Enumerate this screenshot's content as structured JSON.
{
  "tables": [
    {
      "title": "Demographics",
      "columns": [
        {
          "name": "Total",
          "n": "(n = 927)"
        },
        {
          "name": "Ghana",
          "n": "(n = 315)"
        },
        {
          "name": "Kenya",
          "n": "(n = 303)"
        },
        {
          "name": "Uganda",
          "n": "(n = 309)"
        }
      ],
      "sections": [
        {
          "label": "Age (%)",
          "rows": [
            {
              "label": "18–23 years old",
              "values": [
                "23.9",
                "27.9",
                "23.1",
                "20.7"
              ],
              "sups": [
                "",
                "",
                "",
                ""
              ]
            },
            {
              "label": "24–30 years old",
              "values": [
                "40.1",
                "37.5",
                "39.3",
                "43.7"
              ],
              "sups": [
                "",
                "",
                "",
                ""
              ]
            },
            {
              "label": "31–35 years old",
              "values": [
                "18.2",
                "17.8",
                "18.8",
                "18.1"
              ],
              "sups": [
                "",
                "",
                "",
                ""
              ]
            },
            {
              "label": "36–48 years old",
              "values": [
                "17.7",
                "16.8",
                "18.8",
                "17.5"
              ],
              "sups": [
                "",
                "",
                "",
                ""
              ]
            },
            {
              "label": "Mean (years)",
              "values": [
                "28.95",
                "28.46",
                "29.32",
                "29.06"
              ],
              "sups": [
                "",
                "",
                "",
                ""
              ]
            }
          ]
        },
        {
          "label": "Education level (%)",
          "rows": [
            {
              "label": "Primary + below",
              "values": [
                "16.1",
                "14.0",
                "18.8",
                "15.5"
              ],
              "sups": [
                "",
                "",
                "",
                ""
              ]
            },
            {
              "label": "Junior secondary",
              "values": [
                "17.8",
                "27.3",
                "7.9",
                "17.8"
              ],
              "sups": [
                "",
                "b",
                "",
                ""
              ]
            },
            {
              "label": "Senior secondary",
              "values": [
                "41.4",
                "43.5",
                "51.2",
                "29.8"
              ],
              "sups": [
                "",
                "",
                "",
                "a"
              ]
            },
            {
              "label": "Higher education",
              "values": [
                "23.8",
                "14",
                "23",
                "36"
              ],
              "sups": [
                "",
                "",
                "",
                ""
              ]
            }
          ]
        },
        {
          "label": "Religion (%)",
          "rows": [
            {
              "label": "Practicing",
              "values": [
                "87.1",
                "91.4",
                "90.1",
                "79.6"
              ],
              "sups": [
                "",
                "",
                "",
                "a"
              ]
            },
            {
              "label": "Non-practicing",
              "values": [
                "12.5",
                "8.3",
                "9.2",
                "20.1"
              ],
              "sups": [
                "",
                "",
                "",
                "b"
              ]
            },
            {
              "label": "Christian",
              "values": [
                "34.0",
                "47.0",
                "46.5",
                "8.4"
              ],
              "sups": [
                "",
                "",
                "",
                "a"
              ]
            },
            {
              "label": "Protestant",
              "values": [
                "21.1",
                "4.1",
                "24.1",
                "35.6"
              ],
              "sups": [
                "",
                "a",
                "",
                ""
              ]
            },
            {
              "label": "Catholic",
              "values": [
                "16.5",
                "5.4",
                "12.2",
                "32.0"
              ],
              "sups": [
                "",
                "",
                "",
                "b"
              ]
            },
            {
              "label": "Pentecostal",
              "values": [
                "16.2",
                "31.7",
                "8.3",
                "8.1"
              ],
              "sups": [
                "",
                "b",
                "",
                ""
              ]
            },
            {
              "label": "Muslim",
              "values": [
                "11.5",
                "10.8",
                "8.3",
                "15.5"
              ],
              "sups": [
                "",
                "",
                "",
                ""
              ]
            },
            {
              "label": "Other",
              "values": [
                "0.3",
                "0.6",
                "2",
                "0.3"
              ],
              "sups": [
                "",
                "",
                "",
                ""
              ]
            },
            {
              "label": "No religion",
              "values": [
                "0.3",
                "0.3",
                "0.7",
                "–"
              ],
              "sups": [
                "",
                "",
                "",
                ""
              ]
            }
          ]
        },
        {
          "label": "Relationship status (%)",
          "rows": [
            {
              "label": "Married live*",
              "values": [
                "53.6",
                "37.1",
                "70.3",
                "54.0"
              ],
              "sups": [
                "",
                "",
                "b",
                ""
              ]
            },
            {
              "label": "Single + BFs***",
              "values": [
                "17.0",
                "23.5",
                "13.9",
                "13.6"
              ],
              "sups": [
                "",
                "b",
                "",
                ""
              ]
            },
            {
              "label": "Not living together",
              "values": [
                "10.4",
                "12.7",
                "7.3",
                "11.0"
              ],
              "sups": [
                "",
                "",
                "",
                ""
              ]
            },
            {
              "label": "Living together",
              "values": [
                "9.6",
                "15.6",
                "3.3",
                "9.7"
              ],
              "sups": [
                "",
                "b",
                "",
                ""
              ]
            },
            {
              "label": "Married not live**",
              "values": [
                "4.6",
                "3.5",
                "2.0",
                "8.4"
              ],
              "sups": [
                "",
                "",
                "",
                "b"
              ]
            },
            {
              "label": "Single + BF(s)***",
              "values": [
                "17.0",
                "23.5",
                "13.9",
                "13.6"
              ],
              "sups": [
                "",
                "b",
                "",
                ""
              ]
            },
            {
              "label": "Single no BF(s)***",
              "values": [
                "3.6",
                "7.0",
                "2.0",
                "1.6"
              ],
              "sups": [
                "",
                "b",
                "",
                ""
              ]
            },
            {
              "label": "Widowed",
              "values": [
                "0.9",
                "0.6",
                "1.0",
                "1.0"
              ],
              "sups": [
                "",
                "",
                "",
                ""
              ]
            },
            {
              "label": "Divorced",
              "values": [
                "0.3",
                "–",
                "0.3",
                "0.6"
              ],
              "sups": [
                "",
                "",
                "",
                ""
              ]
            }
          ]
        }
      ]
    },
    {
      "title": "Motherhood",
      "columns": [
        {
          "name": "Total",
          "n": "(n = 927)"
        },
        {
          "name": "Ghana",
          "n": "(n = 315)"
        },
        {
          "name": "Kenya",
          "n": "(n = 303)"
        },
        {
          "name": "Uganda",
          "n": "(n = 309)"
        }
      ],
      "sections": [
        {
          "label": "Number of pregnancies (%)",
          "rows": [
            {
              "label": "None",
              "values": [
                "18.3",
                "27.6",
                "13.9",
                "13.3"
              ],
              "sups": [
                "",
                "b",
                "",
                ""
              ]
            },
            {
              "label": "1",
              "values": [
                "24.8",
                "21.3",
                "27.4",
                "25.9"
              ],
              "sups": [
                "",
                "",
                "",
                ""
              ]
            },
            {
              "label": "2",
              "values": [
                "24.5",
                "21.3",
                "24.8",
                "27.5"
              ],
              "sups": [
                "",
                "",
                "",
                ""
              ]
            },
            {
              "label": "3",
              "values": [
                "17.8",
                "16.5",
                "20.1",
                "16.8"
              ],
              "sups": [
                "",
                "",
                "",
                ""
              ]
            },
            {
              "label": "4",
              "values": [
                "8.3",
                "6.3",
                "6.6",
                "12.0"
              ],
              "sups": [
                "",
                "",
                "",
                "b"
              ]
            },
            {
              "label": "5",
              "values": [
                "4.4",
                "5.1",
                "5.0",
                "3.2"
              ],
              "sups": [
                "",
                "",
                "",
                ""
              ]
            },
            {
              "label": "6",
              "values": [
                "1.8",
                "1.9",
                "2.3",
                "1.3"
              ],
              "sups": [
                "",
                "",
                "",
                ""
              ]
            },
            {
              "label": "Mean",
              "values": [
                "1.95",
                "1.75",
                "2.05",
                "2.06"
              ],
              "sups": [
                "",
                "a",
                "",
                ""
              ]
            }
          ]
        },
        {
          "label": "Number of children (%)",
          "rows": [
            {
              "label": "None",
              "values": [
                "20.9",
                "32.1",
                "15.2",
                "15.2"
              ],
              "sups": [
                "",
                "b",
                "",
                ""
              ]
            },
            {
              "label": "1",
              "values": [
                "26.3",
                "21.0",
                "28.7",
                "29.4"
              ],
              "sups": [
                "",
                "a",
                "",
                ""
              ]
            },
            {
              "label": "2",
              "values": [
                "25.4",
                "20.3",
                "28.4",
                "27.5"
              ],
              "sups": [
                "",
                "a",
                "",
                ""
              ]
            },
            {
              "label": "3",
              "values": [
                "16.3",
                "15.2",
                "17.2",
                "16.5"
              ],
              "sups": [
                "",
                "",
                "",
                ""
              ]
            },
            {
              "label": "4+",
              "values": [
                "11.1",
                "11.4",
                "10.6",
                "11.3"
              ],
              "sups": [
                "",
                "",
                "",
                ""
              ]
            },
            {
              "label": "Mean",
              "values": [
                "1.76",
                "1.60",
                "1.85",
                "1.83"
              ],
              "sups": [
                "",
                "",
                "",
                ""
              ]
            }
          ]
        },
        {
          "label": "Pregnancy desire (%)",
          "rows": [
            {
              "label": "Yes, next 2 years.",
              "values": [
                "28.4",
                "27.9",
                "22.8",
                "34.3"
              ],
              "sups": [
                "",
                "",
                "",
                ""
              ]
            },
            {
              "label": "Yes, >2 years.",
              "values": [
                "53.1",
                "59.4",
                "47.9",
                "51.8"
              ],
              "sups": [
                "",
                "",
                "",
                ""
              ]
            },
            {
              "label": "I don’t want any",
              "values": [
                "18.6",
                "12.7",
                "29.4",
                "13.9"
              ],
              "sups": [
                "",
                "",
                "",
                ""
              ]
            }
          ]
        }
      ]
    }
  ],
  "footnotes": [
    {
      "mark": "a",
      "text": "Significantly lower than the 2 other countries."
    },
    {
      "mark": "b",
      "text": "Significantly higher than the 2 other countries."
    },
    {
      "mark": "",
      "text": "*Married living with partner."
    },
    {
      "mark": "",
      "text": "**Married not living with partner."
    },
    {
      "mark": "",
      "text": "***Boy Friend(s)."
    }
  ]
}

• GIVEN EXERCISE:
Copy and report every line where the word "Number" is present.

• WRITTEN RESPONSE:
          "label": "Number of pregnancies (%)",
          "label": "Number of children (%)",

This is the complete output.